[Stored data entries]
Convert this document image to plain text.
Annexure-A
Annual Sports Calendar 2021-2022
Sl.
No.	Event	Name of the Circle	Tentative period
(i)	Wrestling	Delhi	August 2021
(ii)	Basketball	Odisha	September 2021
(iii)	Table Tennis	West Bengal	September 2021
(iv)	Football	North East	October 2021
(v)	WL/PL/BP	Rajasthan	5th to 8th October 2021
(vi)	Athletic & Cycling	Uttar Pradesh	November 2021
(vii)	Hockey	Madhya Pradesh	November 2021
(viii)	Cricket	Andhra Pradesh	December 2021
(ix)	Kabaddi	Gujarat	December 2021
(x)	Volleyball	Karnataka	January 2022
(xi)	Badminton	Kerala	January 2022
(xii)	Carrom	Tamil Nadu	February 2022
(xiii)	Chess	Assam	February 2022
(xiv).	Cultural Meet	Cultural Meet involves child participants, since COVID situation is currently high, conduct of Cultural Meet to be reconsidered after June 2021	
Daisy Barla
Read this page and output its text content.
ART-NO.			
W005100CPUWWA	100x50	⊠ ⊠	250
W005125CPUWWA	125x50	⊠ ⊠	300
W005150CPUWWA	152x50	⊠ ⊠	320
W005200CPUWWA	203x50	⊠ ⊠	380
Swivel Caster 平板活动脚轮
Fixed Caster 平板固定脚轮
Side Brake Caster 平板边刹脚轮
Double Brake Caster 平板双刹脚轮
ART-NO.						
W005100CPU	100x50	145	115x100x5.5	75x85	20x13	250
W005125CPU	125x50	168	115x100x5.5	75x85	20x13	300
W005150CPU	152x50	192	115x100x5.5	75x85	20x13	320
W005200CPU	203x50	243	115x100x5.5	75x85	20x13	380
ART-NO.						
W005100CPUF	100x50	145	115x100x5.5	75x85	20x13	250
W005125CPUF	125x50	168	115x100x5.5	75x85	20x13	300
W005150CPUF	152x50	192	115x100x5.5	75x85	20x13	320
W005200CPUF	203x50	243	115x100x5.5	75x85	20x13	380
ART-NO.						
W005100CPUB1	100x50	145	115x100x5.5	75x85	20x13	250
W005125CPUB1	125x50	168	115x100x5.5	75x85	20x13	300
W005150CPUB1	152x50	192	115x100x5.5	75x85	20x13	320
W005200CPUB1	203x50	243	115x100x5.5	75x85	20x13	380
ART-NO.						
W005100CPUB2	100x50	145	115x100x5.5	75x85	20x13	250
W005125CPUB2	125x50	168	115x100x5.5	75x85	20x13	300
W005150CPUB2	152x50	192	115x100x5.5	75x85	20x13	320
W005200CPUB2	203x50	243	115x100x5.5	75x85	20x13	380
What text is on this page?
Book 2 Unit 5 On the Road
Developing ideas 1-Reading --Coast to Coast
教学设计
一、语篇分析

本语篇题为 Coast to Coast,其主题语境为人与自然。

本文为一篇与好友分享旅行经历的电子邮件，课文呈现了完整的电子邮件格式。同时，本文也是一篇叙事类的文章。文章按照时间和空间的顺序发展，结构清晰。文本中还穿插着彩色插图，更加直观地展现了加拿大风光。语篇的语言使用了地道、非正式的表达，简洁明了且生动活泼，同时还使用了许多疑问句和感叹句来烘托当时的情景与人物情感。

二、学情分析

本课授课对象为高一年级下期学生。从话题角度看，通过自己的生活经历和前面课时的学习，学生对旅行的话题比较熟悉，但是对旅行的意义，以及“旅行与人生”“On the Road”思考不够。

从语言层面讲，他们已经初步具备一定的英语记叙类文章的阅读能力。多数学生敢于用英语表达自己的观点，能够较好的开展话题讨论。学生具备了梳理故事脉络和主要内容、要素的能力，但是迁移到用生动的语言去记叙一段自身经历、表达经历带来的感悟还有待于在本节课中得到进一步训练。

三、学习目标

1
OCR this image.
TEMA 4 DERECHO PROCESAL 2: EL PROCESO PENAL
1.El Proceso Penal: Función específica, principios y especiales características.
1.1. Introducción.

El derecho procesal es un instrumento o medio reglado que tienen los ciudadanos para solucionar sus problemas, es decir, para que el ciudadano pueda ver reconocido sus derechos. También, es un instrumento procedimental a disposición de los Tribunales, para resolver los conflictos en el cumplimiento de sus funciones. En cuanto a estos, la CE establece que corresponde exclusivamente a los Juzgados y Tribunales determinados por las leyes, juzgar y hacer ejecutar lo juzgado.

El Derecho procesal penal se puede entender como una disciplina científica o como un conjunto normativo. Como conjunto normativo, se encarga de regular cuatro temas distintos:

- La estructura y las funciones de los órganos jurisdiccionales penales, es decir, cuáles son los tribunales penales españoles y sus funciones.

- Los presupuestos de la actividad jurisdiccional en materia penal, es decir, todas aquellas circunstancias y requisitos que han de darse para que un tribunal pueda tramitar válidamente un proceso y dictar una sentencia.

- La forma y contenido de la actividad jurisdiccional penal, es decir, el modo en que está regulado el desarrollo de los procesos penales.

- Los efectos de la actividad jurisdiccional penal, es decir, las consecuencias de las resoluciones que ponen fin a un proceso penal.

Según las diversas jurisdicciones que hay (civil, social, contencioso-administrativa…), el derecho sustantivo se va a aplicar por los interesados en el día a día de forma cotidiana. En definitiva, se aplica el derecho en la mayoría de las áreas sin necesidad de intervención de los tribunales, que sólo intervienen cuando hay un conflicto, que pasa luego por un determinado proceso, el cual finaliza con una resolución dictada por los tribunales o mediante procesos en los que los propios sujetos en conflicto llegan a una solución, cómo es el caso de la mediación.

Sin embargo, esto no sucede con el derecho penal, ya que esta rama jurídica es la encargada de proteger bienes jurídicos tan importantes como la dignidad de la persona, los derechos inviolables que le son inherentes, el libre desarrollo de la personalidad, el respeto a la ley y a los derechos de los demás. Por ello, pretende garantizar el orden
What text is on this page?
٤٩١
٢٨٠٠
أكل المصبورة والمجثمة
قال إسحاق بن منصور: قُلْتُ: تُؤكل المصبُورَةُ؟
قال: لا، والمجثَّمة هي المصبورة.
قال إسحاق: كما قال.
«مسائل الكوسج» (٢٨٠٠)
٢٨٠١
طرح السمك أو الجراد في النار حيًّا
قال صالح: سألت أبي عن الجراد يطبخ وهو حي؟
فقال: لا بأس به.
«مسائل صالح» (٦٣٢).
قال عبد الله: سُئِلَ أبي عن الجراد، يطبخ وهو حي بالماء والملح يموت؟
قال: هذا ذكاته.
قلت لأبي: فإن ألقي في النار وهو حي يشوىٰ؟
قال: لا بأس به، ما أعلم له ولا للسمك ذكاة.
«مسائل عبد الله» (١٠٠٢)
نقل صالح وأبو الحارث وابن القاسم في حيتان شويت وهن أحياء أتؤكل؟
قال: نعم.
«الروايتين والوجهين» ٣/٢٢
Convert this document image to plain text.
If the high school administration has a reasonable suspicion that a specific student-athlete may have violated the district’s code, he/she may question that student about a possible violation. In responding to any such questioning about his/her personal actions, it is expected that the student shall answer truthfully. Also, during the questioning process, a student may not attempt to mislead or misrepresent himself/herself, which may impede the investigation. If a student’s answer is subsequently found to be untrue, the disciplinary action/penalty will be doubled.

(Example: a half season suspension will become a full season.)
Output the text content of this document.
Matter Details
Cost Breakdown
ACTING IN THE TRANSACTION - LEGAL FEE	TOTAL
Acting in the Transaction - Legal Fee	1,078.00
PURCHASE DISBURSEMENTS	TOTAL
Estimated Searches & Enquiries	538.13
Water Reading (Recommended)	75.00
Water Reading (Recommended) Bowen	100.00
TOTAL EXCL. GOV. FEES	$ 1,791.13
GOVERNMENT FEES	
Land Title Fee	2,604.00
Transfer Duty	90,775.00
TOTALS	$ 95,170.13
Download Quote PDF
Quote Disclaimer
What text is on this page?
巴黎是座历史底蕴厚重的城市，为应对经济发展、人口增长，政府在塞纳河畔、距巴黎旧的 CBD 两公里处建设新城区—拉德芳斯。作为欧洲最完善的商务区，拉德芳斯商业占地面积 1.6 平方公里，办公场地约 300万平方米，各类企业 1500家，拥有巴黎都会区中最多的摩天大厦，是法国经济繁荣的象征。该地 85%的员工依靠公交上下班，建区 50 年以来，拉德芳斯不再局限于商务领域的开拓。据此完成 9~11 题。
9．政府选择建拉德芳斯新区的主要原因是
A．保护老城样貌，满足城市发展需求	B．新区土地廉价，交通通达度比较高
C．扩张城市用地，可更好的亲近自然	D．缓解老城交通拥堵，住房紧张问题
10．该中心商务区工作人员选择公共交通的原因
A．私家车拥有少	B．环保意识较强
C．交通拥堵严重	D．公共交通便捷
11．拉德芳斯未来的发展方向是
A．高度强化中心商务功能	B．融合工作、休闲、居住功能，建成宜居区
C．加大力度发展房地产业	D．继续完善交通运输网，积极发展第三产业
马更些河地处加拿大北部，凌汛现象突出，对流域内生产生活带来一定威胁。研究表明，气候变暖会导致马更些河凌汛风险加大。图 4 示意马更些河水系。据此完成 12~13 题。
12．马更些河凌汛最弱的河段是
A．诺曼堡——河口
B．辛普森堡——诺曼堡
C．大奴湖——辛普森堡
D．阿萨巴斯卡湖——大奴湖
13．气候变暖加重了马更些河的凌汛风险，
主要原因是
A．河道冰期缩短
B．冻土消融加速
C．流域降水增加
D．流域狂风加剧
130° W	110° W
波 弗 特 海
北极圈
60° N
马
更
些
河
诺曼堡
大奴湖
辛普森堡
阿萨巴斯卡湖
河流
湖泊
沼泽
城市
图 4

TASK REQUIREMENTS:
From the data above, work out how many lines contain the string "صالح" and reply with only the number.

FINISHED ANSWER:
3